__What you need to do__:
Below are some records; return each one exactly.

__Data extract__:
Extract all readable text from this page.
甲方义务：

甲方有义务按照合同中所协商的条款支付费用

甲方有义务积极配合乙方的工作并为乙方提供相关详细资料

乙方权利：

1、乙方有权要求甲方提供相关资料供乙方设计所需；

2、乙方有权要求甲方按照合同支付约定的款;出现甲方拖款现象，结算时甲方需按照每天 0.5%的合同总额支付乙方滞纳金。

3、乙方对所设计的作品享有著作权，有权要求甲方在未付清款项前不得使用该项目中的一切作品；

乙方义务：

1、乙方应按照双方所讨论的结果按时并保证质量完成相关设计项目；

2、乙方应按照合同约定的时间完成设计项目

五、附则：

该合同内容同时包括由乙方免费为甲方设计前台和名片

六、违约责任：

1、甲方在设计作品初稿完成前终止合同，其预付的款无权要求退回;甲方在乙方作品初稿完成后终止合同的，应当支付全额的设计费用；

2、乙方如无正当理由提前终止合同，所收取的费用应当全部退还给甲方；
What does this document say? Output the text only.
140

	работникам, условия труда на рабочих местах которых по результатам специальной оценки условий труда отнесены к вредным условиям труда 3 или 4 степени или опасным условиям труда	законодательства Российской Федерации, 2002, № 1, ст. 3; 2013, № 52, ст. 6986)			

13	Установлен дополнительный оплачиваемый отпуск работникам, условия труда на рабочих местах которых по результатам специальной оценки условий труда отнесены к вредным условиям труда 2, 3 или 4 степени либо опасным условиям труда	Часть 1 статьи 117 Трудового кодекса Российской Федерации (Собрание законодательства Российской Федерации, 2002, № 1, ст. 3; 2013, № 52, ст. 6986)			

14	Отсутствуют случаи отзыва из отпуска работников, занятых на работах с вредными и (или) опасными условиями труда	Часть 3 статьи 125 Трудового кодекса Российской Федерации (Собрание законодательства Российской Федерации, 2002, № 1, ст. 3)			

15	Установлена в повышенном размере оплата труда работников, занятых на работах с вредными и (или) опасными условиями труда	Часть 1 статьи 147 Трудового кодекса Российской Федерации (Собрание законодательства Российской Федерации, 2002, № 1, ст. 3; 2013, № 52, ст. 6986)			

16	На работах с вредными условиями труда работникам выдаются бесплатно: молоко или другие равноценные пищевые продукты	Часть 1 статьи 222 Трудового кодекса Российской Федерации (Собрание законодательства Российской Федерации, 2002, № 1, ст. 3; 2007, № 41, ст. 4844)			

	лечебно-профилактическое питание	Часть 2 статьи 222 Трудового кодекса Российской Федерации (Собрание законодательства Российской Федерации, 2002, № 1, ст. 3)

__Exercise output__:
Extract all readable text from this page.
甲方义务：

甲方有义务按照合同中所协商的条款支付费用

甲方有义务积极配合乙方的工作并为乙方提供相关详细资料

乙方权利：

1、乙方有权要求甲方提供相关资料供乙方设计所需；

2、乙方有权要求甲方按照合同支付约定的款;出现甲方拖款现象，结算时甲方需按照每天 0.5%的合同总额支付乙方滞纳金。

3、乙方对所设计的作品享有著作权，有权要求甲方在未付清款项前不得使用该项目中的一切作品；

乙方义务：

1、乙方应按照双方所讨论的结果按时并保证质量完成相关设计项目；

2、乙方应按照合同约定的时间完成设计项目

五、附则：

该合同内容同时包括由乙方免费为甲方设计前台和名片

六、违约责任：

1、甲方在设计作品初稿完成前终止合同，其预付的款无权要求退回;甲方在乙方作品初稿完成后终止合同的，应当支付全额的设计费用；

2、乙方如无正当理由提前终止合同，所收取的费用应当全部退还给甲方；
What does this document say? Output the text only.
140

	работникам, условия труда на рабочих местах которых по результатам специальной оценки условий труда отнесены к вредным условиям труда 3 или 4 степени или опасным условиям труда	законодательства Российской Федерации, 2002, № 1, ст. 3; 2013, № 52, ст. 6986)			

13	Установлен дополнительный оплачиваемый отпуск работникам, условия труда на рабочих местах которых по результатам специальной оценки условий труда отнесены к вредным условиям труда 2, 3 или 4 степени либо опасным условиям труда	Часть 1 статьи 117 Трудового кодекса Российской Федерации (Собрание законодательства Российской Федерации, 2002, № 1, ст. 3; 2013, № 52, ст. 6986)			

14	Отсутствуют случаи отзыва из отпуска работников, занятых на работах с вредными и (или) опасными условиями труда	Часть 3 статьи 125 Трудового кодекса Российской Федерации (Собрание законодательства Российской Федерации, 2002, № 1, ст. 3)			

15	Установлена в повышенном размере оплата труда работников, занятых на работах с вредными и (или) опасными условиями труда	Часть 1 статьи 147 Трудового кодекса Российской Федерации (Собрание законодательства Российской Федерации, 2002, № 1, ст. 3; 2013, № 52, ст. 6986)			

16	На работах с вредными условиями труда работникам выдаются бесплатно: молоко или другие равноценные пищевые продукты	Часть 1 статьи 222 Трудового кодекса Российской Федерации (Собрание законодательства Российской Федерации, 2002, № 1, ст. 3; 2007, № 41, ст. 4844)			

	лечебно-профилактическое питание	Часть 2 статьи 222 Трудового кодекса Российской Федерации (Собрание законодательства Российской Федерации, 2002, № 1, ст. 3)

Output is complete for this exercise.